* **Dataset items**
## begin
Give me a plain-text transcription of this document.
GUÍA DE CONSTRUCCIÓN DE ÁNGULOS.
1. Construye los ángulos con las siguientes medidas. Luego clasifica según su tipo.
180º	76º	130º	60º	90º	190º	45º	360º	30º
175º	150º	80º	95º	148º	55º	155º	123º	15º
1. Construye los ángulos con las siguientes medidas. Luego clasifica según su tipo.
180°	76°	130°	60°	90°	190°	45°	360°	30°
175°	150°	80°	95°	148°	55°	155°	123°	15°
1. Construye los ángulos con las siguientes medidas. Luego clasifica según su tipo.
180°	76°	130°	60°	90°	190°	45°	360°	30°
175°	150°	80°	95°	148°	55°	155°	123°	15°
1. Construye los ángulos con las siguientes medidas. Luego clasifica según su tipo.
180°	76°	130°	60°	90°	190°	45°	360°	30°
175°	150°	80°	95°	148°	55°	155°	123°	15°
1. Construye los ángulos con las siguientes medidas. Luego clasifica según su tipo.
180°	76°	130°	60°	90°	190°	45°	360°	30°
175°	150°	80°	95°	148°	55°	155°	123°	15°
## end
* **WHAT IS REQUIRED**
Write the data out again in full and exactly.

* **SOLUTION**
Give me a plain-text transcription of this document.
GUÍA DE CONSTRUCCIÓN DE ÁNGULOS.
1. Construye los ángulos con las siguientes medidas. Luego clasifica según su tipo.
180º	76º	130º	60º	90º	190º	45º	360º	30º
175º	150º	80º	95º	148º	55º	155º	123º	15º
1. Construye los ángulos con las siguientes medidas. Luego clasifica según su tipo.
180°	76°	130°	60°	90°	190°	45°	360°	30°
175°	150°	80°	95°	148°	55°	155°	123°	15°
1. Construye los ángulos con las siguientes medidas. Luego clasifica según su tipo.
180°	76°	130°	60°	90°	190°	45°	360°	30°
175°	150°	80°	95°	148°	55°	155°	123°	15°
1. Construye los ángulos con las siguientes medidas. Luego clasifica según su tipo.
180°	76°	130°	60°	90°	190°	45°	360°	30°
175°	150°	80°	95°	148°	55°	155°	123°	15°
1. Construye los ángulos con las siguientes medidas. Luego clasifica según su tipo.
180°	76°	130°	60°	90°	190°	45°	360°	30°
175°	150°	80°	95°	148°	55°	155°	123°	15°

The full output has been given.